- Article

>> Start

COMMONWEALTH OF MASSACHUSETTS APPEALS COURT
Nov 4, 2011
10-P-1688 (Mass. Nov. 4, 2011)

Opinion

10-P-1688

11-04-2011

JAMES D. CIRCO v. JOHN DREW & others.


NOTICE: Decisions issued by the Appeals Court pursuant to its rule 1:28 are primarily addressed to the parties and, therefore, may not fully address the facts of the case or the panel's decisional rationale. Moreover, rule 1:28 decisions are not circulated to the entire court and, therefore, represent only the views of the panel that decided the case. A summary decision pursuant to rule 1:28, issued after February 25, 2008, may be cited for its persuasive value but, because of the limitations noted above, not as binding precedent.

MEMORANDUM AND ORDER PURSUANT TO RULE 1:28

In June, 2004, the plaintiff, James Circo (plaintiff), filed a complaint against defendants John Drew, Joseph Kelly, Fidelity Investors Inc., and Seaport Asset Management, Inc. (collectively defendants), arising out of the June, 2003, termination of his employment at Seaport Asset Management. The plaintiff alleged wrongful termination in violation of public policy and tortious interference with business relations. In September, 2005, the trial court granted a motion to dismiss the wrongful termination claim, and in May, 2008, and July, 2009, denied subsequent motions by the plaintiff to reconsider the dismissal.

The tortious interference with business relations claim was tried to a jury, which in June, 2009, returned a verdict finding no liability on the part of the defendants. Judgment entered dismissing the action. In response, the plaintiff filed (1) a motion for judgment notwithstanding the verdict, (2) a motion to alter or amend the judgment, and (3) in the alternative, a motion for a new trial. In October, 2009, a judge denied all three motions.

>> End

- Given records
>> Start

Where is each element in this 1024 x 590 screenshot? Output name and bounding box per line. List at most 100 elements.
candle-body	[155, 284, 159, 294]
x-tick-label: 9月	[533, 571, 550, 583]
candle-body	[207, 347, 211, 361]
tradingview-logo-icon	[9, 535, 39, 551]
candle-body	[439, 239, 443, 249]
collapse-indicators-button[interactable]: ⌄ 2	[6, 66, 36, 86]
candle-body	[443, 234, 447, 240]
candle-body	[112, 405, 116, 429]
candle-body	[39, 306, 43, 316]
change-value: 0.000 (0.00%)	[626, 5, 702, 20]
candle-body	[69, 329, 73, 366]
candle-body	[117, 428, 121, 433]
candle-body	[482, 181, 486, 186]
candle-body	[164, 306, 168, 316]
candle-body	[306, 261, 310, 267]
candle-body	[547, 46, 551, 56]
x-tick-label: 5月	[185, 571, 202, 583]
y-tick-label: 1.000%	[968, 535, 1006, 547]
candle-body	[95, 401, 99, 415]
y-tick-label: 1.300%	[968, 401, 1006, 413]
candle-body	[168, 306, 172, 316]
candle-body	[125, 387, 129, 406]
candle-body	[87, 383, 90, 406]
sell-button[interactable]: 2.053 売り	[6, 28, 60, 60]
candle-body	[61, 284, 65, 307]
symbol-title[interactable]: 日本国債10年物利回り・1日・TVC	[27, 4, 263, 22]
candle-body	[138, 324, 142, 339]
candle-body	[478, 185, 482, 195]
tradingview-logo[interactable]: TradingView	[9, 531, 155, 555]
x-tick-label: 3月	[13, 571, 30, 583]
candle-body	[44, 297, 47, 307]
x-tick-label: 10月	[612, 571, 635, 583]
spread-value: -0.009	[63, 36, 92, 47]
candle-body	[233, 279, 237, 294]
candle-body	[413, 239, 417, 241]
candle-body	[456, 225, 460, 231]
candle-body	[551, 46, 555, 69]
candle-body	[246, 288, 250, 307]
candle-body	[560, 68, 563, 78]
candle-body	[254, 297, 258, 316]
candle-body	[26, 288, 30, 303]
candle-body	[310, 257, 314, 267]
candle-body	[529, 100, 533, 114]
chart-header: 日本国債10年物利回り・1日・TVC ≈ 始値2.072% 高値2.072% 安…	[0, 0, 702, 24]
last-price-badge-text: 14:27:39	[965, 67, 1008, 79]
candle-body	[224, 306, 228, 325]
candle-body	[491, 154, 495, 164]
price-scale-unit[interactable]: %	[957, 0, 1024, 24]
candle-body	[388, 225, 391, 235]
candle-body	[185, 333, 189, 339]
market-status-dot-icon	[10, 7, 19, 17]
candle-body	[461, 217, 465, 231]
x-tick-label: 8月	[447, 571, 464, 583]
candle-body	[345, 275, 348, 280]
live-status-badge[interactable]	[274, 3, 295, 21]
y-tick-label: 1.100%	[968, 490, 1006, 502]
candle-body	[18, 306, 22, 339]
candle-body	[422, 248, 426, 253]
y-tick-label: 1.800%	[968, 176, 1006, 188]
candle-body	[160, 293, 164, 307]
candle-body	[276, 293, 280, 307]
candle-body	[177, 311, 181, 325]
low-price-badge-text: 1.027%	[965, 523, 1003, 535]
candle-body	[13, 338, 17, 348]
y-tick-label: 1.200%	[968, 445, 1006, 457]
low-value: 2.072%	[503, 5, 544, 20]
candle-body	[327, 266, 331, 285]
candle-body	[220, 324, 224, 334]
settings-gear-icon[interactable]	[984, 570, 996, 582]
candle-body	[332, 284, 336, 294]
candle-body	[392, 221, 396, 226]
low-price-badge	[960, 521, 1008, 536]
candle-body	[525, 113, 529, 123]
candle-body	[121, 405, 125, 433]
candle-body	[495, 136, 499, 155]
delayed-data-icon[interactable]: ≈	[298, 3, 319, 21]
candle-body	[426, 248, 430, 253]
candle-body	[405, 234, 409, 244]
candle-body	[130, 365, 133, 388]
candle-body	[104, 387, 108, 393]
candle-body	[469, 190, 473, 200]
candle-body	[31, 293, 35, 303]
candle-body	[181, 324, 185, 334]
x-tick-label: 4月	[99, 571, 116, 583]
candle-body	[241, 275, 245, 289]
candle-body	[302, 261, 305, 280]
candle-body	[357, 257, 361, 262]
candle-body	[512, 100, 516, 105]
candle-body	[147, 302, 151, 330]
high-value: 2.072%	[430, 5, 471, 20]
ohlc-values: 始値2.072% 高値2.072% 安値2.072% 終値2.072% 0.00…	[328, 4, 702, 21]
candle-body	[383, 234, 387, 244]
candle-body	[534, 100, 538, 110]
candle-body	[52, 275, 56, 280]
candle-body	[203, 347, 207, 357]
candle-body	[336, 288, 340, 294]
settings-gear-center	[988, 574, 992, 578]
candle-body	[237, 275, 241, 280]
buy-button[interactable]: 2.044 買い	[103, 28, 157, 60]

>> End

- Task
Return the passage of the court opinion between "In June, 2004, the" and "reconsider the dismissal.", inclusive, copied word for word. The data that comes after the court opinion is separate material with its own content.

- Complete output
In June, 2004, the plaintiff, James Circo (plaintiff), filed a complaint against defendants John Drew, Joseph Kelly, Fidelity Investors Inc., and Seaport Asset Management, Inc. (collectively defendants), arising out of the June, 2003, termination of his employment at Seaport Asset Management. The plaintiff alleged wrongful termination in violation of public policy and tortious interference with business relations. In September, 2005, the trial court granted a motion to dismiss the wrongful termination claim, and in May, 2008, and July, 2009, denied subsequent motions by the plaintiff to reconsider the dismissal.